**Directive:** Return the lines below that carry the word "edit".

--- BEGIN Input for this task ---

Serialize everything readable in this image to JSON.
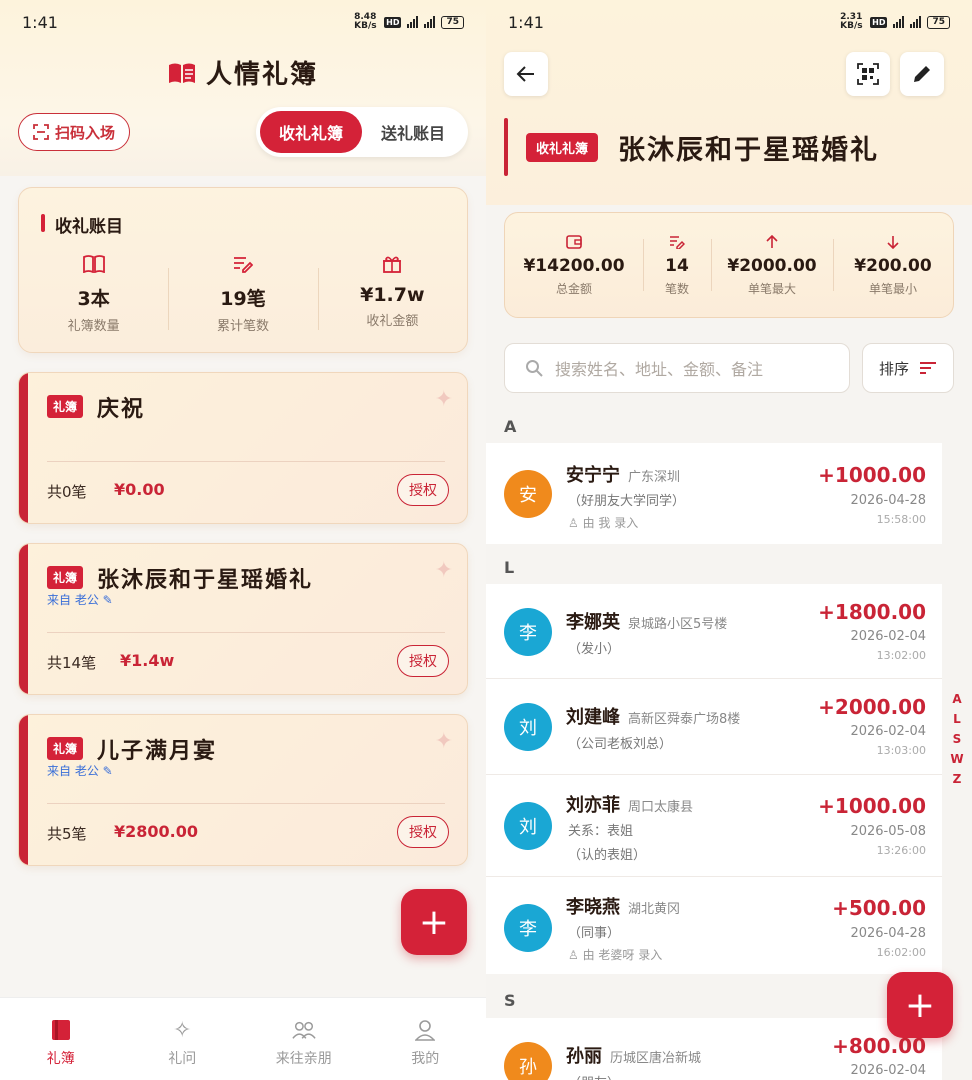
{
  "left": {
    "status": {
      "time": "1:41",
      "net": "8.48 KB/s",
      "battery": "75"
    },
    "title": "人情礼簿",
    "scan_label": "扫码入场",
    "seg": {
      "received": "收礼礼簿",
      "sent": "送礼账目"
    },
    "summary": {
      "title": "收礼账目",
      "stats": [
        {
          "icon": "book-icon",
          "value": "3本",
          "label": "礼簿数量"
        },
        {
          "icon": "note-edit-icon",
          "value": "19笔",
          "label": "累计笔数"
        },
        {
          "icon": "gift-icon",
          "value": "¥1.7w",
          "label": "收礼金额"
        }
      ]
    },
    "books": [
      {
        "tag": "礼簿",
        "name": "庆祝",
        "from": "",
        "count": "共0笔",
        "amount": "¥0.00",
        "auth": "授权"
      },
      {
        "tag": "礼簿",
        "name": "张沐辰和于星瑶婚礼",
        "from": "来自 老公 ✎",
        "count": "共14笔",
        "amount": "¥1.4w",
        "auth": "授权"
      },
      {
        "tag": "礼簿",
        "name": "儿子满月宴",
        "from": "来自 老公 ✎",
        "count": "共5笔",
        "amount": "¥2800.00",
        "auth": "授权"
      }
    ],
    "tabs": [
      {
        "label": "礼簿",
        "icon": "book-icon"
      },
      {
        "label": "礼问",
        "icon": "sparkle-icon"
      },
      {
        "label": "来往亲朋",
        "icon": "people-icon"
      },
      {
        "label": "我的",
        "icon": "person-icon"
      }
    ]
  },
  "right": {
    "status": {
      "time": "1:41",
      "net": "2.31 KB/s",
      "battery": "75"
    },
    "tag": "收礼礼簿",
    "title": "张沐辰和于星瑶婚礼",
    "stats": [
      {
        "icon": "wallet-icon",
        "value": "¥14200.00",
        "label": "总金额"
      },
      {
        "icon": "note-edit-icon",
        "value": "14",
        "label": "笔数"
      },
      {
        "icon": "arrow-up-icon",
        "value": "¥2000.00",
        "label": "单笔最大"
      },
      {
        "icon": "arrow-down-icon",
        "value": "¥200.00",
        "label": "单笔最小"
      }
    ],
    "search_placeholder": "搜索姓名、地址、金额、备注",
    "sort_label": "排序",
    "groups": [
      "A",
      "L",
      "S"
    ],
    "entries": [
      {
        "avatar": "安",
        "name": "安宁宁",
        "addr": "广东深圳",
        "sub": "（好朋友大学同学）",
        "sub2": "由 我 录入",
        "amount": "+1000.00",
        "date": "2026-04-28",
        "time": "15:58:00",
        "color": "#f08a1c"
      },
      {
        "avatar": "李",
        "name": "李娜英",
        "addr": "泉城路小区5号楼",
        "sub": "（发小）",
        "sub2": "",
        "amount": "+1800.00",
        "date": "2026-02-04",
        "time": "13:02:00",
        "color": "#1aa7d4"
      },
      {
        "avatar": "刘",
        "name": "刘建峰",
        "addr": "高新区舜泰广场8楼",
        "sub": "（公司老板刘总）",
        "sub2": "",
        "amount": "+2000.00",
        "date": "2026-02-04",
        "time": "13:03:00",
        "color": "#1aa7d4"
      },
      {
        "avatar": "刘",
        "name": "刘亦菲",
        "addr": "周口太康县",
        "sub": "关系：表姐",
        "sub2": "（认的表姐）",
        "amount": "+1000.00",
        "date": "2026-05-08",
        "time": "13:26:00",
        "color": "#1aa7d4"
      },
      {
        "avatar": "李",
        "name": "李晓燕",
        "addr": "湖北黄冈",
        "sub": "（同事）",
        "sub2": "由 老婆呀 录入",
        "amount": "+500.00",
        "date": "2026-04-28",
        "time": "16:02:00",
        "color": "#1aa7d4"
      },
      {
        "avatar": "孙",
        "name": "孙丽",
        "addr": "历城区唐冶新城",
        "sub": "（朋友）",
        "sub2": "",
        "amount": "+800.00",
        "date": "2026-02-04",
        "time": "",
        "color": "#f08a1c"
      }
    ],
    "index": [
      "A",
      "L",
      "S",
      "W",
      "Z"
    ]
  },
  "colors": {
    "accent": "#d42238",
    "blue_avatar": "#1aa7d4",
    "orange_avatar": "#f08a1c"
  }
}
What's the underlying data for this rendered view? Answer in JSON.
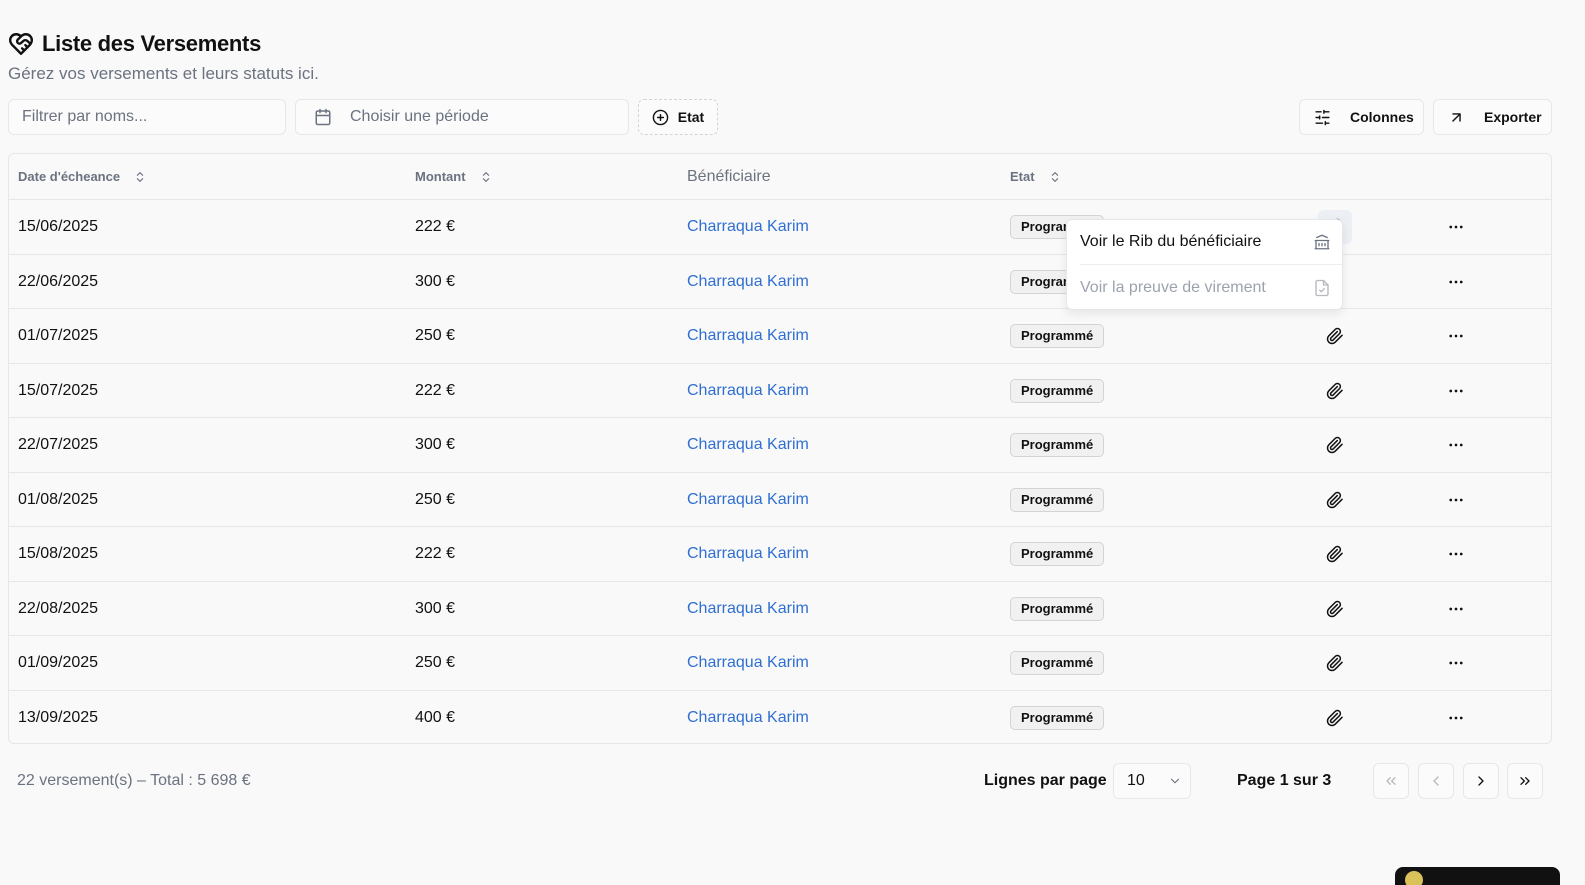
{
  "header": {
    "title": "Liste des Versements",
    "subtitle": "Gérez vos versements et leurs statuts ici.",
    "icon": "heart-handshake-icon"
  },
  "toolbar": {
    "filter_placeholder": "Filtrer par noms...",
    "period_placeholder": "Choisir une période",
    "etat_label": "Etat",
    "columns_label": "Colonnes",
    "export_label": "Exporter"
  },
  "table": {
    "columns": {
      "date": "Date d'écheance",
      "amount": "Montant",
      "beneficiary": "Bénéficiaire",
      "status": "Etat"
    },
    "rows": [
      {
        "date": "15/06/2025",
        "amount": "222 €",
        "beneficiary": "Charraqua Karim",
        "status": "Programmé"
      },
      {
        "date": "22/06/2025",
        "amount": "300 €",
        "beneficiary": "Charraqua Karim",
        "status": "Programmé"
      },
      {
        "date": "01/07/2025",
        "amount": "250 €",
        "beneficiary": "Charraqua Karim",
        "status": "Programmé"
      },
      {
        "date": "15/07/2025",
        "amount": "222 €",
        "beneficiary": "Charraqua Karim",
        "status": "Programmé"
      },
      {
        "date": "22/07/2025",
        "amount": "300 €",
        "beneficiary": "Charraqua Karim",
        "status": "Programmé"
      },
      {
        "date": "01/08/2025",
        "amount": "250 €",
        "beneficiary": "Charraqua Karim",
        "status": "Programmé"
      },
      {
        "date": "15/08/2025",
        "amount": "222 €",
        "beneficiary": "Charraqua Karim",
        "status": "Programmé"
      },
      {
        "date": "22/08/2025",
        "amount": "300 €",
        "beneficiary": "Charraqua Karim",
        "status": "Programmé"
      },
      {
        "date": "01/09/2025",
        "amount": "250 €",
        "beneficiary": "Charraqua Karim",
        "status": "Programmé"
      },
      {
        "date": "13/09/2025",
        "amount": "400 €",
        "beneficiary": "Charraqua Karim",
        "status": "Programmé"
      }
    ]
  },
  "dropdown": {
    "item_rib": "Voir le Rib du bénéficiaire",
    "item_proof": "Voir la preuve de virement"
  },
  "footer": {
    "count_text": "22 versement(s) – Total : 5 698 €",
    "rows_per_page_label": "Lignes par page",
    "rows_per_page_value": "10",
    "page_text": "Page 1 sur 3"
  },
  "colors": {
    "link": "#2f6fd1",
    "muted": "#6b7280",
    "border": "#e5e7eb",
    "background": "#f9f9f9"
  }
}
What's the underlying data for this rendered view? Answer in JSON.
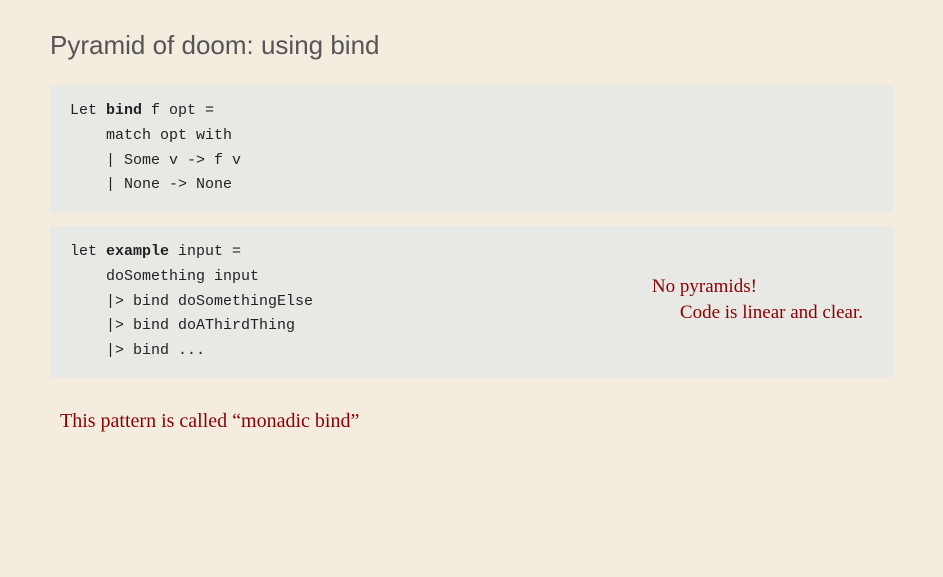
{
  "title": "Pyramid of doom: using bind",
  "block1": {
    "lines": [
      {
        "parts": [
          {
            "text": "Let ",
            "bold": false
          },
          {
            "text": "bind",
            "bold": true
          },
          {
            "text": " f opt =",
            "bold": false
          }
        ]
      },
      {
        "parts": [
          {
            "text": "    match opt with",
            "bold": false
          }
        ]
      },
      {
        "parts": [
          {
            "text": "    | Some v -> f v",
            "bold": false
          }
        ]
      },
      {
        "parts": [
          {
            "text": "    | None -> None",
            "bold": false
          }
        ]
      }
    ]
  },
  "block2": {
    "lines": [
      {
        "parts": [
          {
            "text": "let ",
            "bold": false
          },
          {
            "text": "example",
            "bold": true
          },
          {
            "text": " input =",
            "bold": false
          }
        ]
      },
      {
        "parts": [
          {
            "text": "    doSomething input",
            "bold": false
          }
        ]
      },
      {
        "parts": [
          {
            "text": "    |> bind doSomethingElse",
            "bold": false
          }
        ]
      },
      {
        "parts": [
          {
            "text": "    |> bind doAThirdThing",
            "bold": false
          }
        ]
      },
      {
        "parts": [
          {
            "text": "    |> bind ...",
            "bold": false
          }
        ]
      }
    ]
  },
  "annotations": {
    "line1": "No pyramids!",
    "line2": "Code is linear and clear."
  },
  "bottom_note": "This pattern is called “monadic bind”"
}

--- END Input for this task ---

**Exercise answer:**
          "icon": "note-edit-icon",
        "icon": "note-edit-icon",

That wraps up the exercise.